» Exercise prompt
Take the data that follows and retype it word for word.

+--

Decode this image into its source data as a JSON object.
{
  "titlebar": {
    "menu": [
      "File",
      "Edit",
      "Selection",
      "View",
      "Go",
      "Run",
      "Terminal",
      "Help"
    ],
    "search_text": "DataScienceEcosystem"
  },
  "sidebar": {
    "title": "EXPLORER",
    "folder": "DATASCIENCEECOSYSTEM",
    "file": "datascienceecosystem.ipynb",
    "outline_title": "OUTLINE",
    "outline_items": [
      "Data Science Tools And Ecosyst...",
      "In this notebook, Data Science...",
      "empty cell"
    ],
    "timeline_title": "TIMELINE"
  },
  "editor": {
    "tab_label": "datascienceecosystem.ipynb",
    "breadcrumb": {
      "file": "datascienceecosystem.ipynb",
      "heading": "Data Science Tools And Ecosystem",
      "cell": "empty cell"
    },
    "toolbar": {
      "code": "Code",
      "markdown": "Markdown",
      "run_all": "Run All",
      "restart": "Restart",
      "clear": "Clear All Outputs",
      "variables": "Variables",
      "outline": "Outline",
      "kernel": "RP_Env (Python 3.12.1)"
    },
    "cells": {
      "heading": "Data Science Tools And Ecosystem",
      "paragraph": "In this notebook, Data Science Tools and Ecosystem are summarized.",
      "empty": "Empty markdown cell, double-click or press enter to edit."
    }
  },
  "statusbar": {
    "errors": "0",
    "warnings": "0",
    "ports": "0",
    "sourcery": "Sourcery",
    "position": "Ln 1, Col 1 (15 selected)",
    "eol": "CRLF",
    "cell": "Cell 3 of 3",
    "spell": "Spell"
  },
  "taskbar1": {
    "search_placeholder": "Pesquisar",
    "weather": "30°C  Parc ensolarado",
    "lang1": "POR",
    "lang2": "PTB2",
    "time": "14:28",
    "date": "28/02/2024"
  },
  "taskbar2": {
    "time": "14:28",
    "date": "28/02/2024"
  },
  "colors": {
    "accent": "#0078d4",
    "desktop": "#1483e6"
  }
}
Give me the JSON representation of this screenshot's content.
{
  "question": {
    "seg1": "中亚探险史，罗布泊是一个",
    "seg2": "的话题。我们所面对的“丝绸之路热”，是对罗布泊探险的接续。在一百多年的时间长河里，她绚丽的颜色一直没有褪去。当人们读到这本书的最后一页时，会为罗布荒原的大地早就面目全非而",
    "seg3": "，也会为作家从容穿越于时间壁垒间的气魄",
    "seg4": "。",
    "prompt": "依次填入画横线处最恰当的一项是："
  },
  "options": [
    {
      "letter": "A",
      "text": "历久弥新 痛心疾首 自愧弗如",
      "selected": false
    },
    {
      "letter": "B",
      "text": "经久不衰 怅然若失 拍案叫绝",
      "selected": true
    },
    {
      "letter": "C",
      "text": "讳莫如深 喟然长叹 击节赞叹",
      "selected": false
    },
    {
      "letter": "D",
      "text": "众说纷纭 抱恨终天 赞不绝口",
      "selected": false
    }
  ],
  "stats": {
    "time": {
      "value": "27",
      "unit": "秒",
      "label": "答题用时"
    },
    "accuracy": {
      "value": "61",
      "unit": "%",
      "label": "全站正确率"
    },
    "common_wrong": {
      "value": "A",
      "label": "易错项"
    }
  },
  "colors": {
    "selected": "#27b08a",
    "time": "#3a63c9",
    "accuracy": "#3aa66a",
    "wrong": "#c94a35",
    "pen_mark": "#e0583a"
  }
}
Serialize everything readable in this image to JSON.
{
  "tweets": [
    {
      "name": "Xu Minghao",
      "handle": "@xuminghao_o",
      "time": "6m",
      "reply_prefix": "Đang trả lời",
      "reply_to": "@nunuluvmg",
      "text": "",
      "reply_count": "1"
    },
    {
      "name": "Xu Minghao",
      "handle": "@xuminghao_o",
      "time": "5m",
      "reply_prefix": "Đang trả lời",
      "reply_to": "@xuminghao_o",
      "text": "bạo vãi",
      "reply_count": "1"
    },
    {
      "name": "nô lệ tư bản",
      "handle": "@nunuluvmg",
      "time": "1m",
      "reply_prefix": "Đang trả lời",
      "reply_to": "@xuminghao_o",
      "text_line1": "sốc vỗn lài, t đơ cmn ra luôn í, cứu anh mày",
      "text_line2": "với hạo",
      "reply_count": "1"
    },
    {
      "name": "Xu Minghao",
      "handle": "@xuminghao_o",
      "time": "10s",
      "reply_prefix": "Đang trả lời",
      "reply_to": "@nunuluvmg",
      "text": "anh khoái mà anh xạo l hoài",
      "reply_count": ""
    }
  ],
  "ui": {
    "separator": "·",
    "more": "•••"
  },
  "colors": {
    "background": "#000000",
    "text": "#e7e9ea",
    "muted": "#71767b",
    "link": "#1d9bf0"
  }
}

+--

» Exercise solution
Decode this image into its source data as a JSON object.
{
  "titlebar": {
    "menu": [
      "File",
      "Edit",
      "Selection",
      "View",
      "Go",
      "Run",
      "Terminal",
      "Help"
    ],
    "search_text": "DataScienceEcosystem"
  },
  "sidebar": {
    "title": "EXPLORER",
    "folder": "DATASCIENCEECOSYSTEM",
    "file": "datascienceecosystem.ipynb",
    "outline_title": "OUTLINE",
    "outline_items": [
      "Data Science Tools And Ecosyst...",
      "In this notebook, Data Science...",
      "empty cell"
    ],
    "timeline_title": "TIMELINE"
  },
  "editor": {
    "tab_label": "datascienceecosystem.ipynb",
    "breadcrumb": {
      "file": "datascienceecosystem.ipynb",
      "heading": "Data Science Tools And Ecosystem",
      "cell": "empty cell"
    },
    "toolbar": {
      "code": "Code",
      "markdown": "Markdown",
      "run_all": "Run All",
      "restart": "Restart",
      "clear": "Clear All Outputs",
      "variables": "Variables",
      "outline": "Outline",
      "kernel": "RP_Env (Python 3.12.1)"
    },
    "cells": {
      "heading": "Data Science Tools And Ecosystem",
      "paragraph": "In this notebook, Data Science Tools and Ecosystem are summarized.",
      "empty": "Empty markdown cell, double-click or press enter to edit."
    }
  },
  "statusbar": {
    "errors": "0",
    "warnings": "0",
    "ports": "0",
    "sourcery": "Sourcery",
    "position": "Ln 1, Col 1 (15 selected)",
    "eol": "CRLF",
    "cell": "Cell 3 of 3",
    "spell": "Spell"
  },
  "taskbar1": {
    "search_placeholder": "Pesquisar",
    "weather": "30°C  Parc ensolarado",
    "lang1": "POR",
    "lang2": "PTB2",
    "time": "14:28",
    "date": "28/02/2024"
  },
  "taskbar2": {
    "time": "14:28",
    "date": "28/02/2024"
  },
  "colors": {
    "accent": "#0078d4",
    "desktop": "#1483e6"
  }
}
Give me the JSON representation of this screenshot's content.
{
  "question": {
    "seg1": "中亚探险史，罗布泊是一个",
    "seg2": "的话题。我们所面对的“丝绸之路热”，是对罗布泊探险的接续。在一百多年的时间长河里，她绚丽的颜色一直没有褪去。当人们读到这本书的最后一页时，会为罗布荒原的大地早就面目全非而",
    "seg3": "，也会为作家从容穿越于时间壁垒间的气魄",
    "seg4": "。",
    "prompt": "依次填入画横线处最恰当的一项是："
  },
  "options": [
    {
      "letter": "A",
      "text": "历久弥新 痛心疾首 自愧弗如",
      "selected": false
    },
    {
      "letter": "B",
      "text": "经久不衰 怅然若失 拍案叫绝",
      "selected": true
    },
    {
      "letter": "C",
      "text": "讳莫如深 喟然长叹 击节赞叹",
      "selected": false
    },
    {
      "letter": "D",
      "text": "众说纷纭 抱恨终天 赞不绝口",
      "selected": false
    }
  ],
  "stats": {
    "time": {
      "value": "27",
      "unit": "秒",
      "label": "答题用时"
    },
    "accuracy": {
      "value": "61",
      "unit": "%",
      "label": "全站正确率"
    },
    "common_wrong": {
      "value": "A",
      "label": "易错项"
    }
  },
  "colors": {
    "selected": "#27b08a",
    "time": "#3a63c9",
    "accuracy": "#3aa66a",
    "wrong": "#c94a35",
    "pen_mark": "#e0583a"
  }
}
Serialize everything readable in this image to JSON.
{
  "tweets": [
    {
      "name": "Xu Minghao",
      "handle": "@xuminghao_o",
      "time": "6m",
      "reply_prefix": "Đang trả lời",
      "reply_to": "@nunuluvmg",
      "text": "",
      "reply_count": "1"
    },
    {
      "name": "Xu Minghao",
      "handle": "@xuminghao_o",
      "time": "5m",
      "reply_prefix": "Đang trả lời",
      "reply_to": "@xuminghao_o",
      "text": "bạo vãi",
      "reply_count": "1"
    },
    {
      "name": "nô lệ tư bản",
      "handle": "@nunuluvmg",
      "time": "1m",
      "reply_prefix": "Đang trả lời",
      "reply_to": "@xuminghao_o",
      "text_line1": "sốc vỗn lài, t đơ cmn ra luôn í, cứu anh mày",
      "text_line2": "với hạo",
      "reply_count": "1"
    },
    {
      "name": "Xu Minghao",
      "handle": "@xuminghao_o",
      "time": "10s",
      "reply_prefix": "Đang trả lời",
      "reply_to": "@nunuluvmg",
      "text": "anh khoái mà anh xạo l hoài",
      "reply_count": ""
    }
  ],
  "ui": {
    "separator": "·",
    "more": "•••"
  },
  "colors": {
    "background": "#000000",
    "text": "#e7e9ea",
    "muted": "#71767b",
    "link": "#1d9bf0"
  }
}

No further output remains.